══ PAGE

I always thought it was...3:1 ratio? the bloke next door but one has had his outside back yard wall rerendered because they used too much sand in the mix which resulted in the same scenario...you rub it and it will reduce it to dusty particles.

Reply to
George

I would say frost damage as well

Ive used really old cement, and it still works sort of..weak, but it sets OK.

Reply to
The Natural Philosopher

You need to be up at 6:1 or 10:1 to get that.

Reply to
The Natural Philosopher

Has someone actually tried 10:1? I used 7:1 just once when the cement ran out and the job needed doing without delay. It was totaly useless, a finger nail could scrape it away easily. Removing it was a very fast job.

Fraid I cant help with the OP's cement problem. I cant help wondering if Lafarge might be right though, unless the barn's really 100% dry it can be affected.

NT

Reply to
meow2222

I've tried 6:1, and that set fine.

1:1:6 is a very commonly used mix too.

You can tell when cement is getting old -- it gradually turns from a fine flour into a more lumpy/crumbly texture as the fine grains have absorbed moisture and stuck the the next fine grain. I suspect that in effect it becomes diluted with set cement. I had a large bag of sand and cement in the shed for about 10 years (probably about 9 years past its use-by date). It was opened, but the top was folded down. In the end it was getting rather lumpy, but it still worked fine, and the odd bits of outdoor brickwork it was used on are still rock solid after a further 10-15 years.

One thing to bear in mind is that mortar takes a long time to set. The first set comes in around 24 hours, but the second stage takes up to 6 weeks, and during that time, the surface will rub off. At only 3 weeks old, I wonder if the OP's cement simply hadn't been given long enough, particularly in cold weather?

Reply to
Andrew Gabriel

Sounds about right. The bags should have been stored stacked closely together, to minimise air circulation, raised on pallets and closely wrapped in polythene sheet. Rain can still raise the humidity inside an unheated building enough to affect cement that is not properly protected from damp air.

════
══ INFORMATION PROVIDED

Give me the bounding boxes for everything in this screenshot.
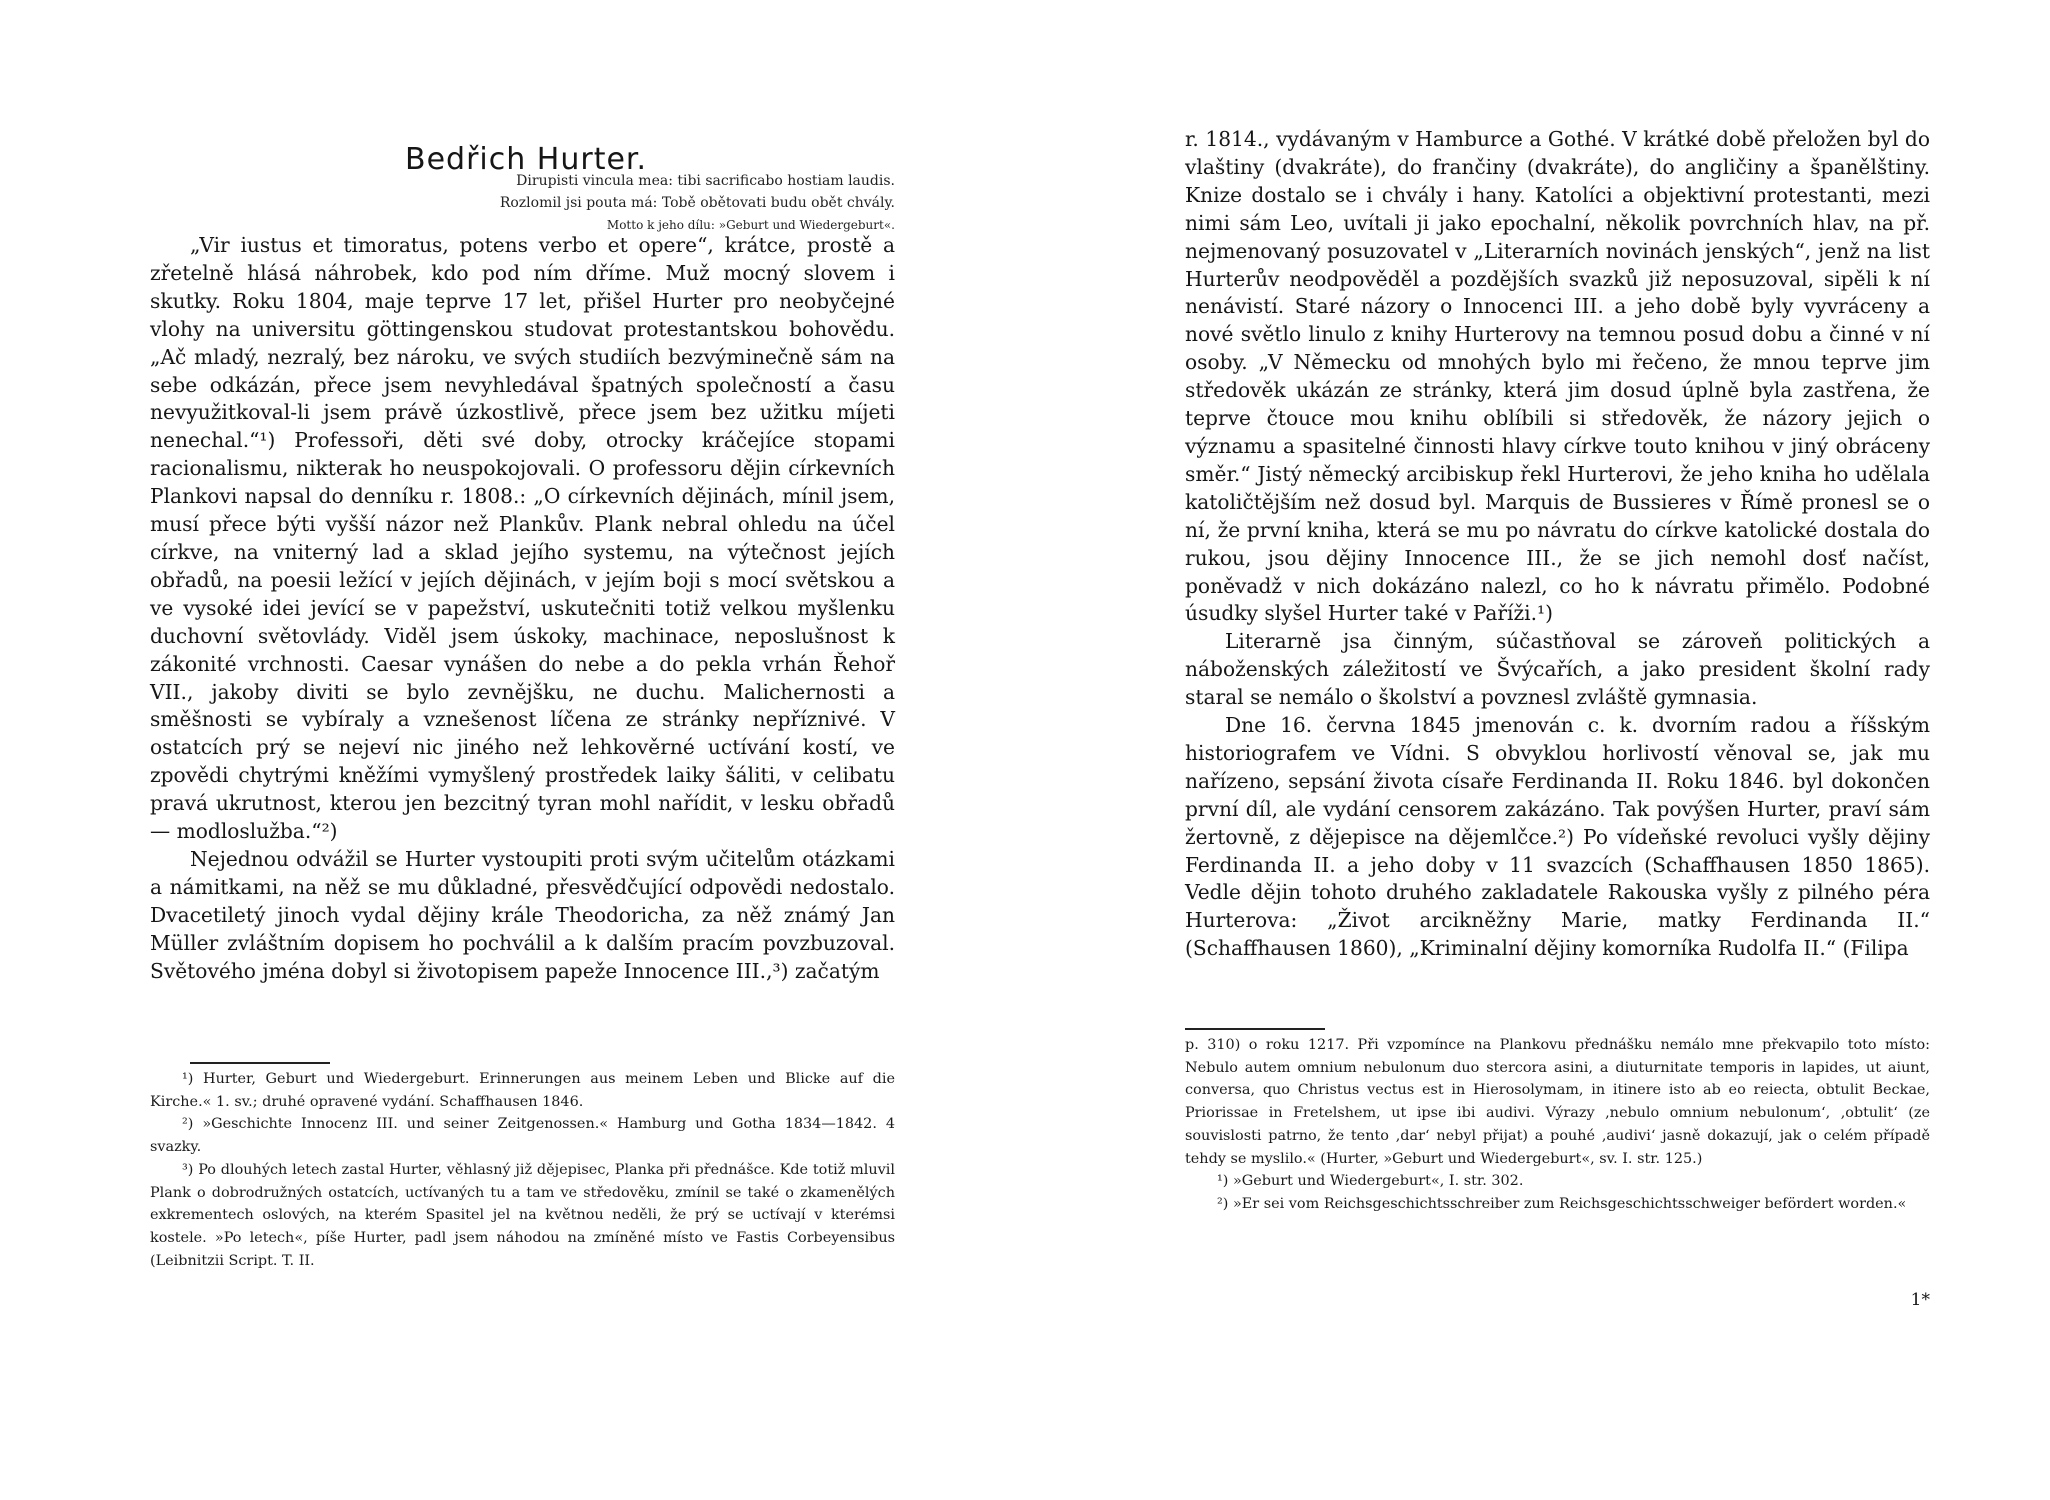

════

EXERCISE INSTRUCTIONS
Continue the forum discussion about mortar mixes and old cement from the point where it stops.

ANSWER TO THE PROBLEM
Colin Bignell

Reply to
nightjar

... and rock solid. Which makes me think perhaps the cement was below par in the 7:1 I used. I gave it a few weeks to harden up, to no avail, it just went from sand to softly stuck sand.

NT

Reply to
meow2222

Hmm. That is what tends to happen in VERY weak mixes used to mount slabbing.

Reply to
The Natural Philosopher

Serious I've always mixed at 3:1 when doing brickwork,maybe thats why the guy had trouble knocking the bricks out of the fireplace when he fitted a neighbours inset gas fire. lol

Reply to
George

I used 5:1 for bedding some tiles, knowing I would want to remove them (when completing the job two years later). They were too firmly bedded to remove when I came to do it, so I have just left them, still as good as with the 3:1 mix I used for the others. I haven't tried a weaker mix, but a local leisure centre had to be re-built as the walls were built with too weak a mix (mortar could be removed with finger) due to poor quality control as it was being built.

Reply to
<me9

One other thought -- it's probably much more critical in the weaker mixes that the sand and cement is very well mixed, or you probably end up with something which is 3:1 interspersed with areas of just sand, which won't appear to set.

Reply to
Andrew Gabriel

That is true. If the cement starts to crumb you need it mixed in a mixer..all of mine was.

The difference in a weak mix is the cement still sticks the grains together but there is a lot of air in the gaps between the sand grains.

For building walls, its arguable that its just bricks piled on one another on a sand bed..the cement just stops the sand falling out :-)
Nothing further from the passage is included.